__Exercise prompt__. Your answer should be a single number: the count of lines in the material below that hold "Center".

__Recorded data__.
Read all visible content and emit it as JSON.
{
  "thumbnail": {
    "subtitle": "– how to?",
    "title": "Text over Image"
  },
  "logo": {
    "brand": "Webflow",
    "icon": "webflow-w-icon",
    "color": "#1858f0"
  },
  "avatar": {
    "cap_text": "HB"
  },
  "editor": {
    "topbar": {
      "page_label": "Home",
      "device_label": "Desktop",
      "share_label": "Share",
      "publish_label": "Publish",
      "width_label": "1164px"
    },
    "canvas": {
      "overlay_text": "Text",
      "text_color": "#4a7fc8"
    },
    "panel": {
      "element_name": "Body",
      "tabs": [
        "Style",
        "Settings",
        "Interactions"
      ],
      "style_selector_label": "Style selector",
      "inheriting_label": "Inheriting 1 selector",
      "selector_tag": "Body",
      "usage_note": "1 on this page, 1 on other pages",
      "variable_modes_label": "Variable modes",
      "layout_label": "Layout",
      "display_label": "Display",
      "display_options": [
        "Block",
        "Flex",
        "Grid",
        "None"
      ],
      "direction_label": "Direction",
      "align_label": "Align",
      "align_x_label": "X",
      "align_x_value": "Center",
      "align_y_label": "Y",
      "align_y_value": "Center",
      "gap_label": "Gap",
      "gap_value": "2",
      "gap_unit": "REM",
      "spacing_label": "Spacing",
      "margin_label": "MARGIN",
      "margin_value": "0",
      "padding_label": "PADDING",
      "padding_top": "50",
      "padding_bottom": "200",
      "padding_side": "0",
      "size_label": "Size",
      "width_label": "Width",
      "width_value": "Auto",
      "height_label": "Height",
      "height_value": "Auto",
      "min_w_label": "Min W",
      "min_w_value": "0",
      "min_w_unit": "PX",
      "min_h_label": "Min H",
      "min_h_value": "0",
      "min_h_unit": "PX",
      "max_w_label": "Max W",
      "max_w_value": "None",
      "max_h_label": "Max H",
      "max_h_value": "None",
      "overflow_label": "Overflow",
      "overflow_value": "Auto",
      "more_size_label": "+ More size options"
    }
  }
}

__Complete answer__. 2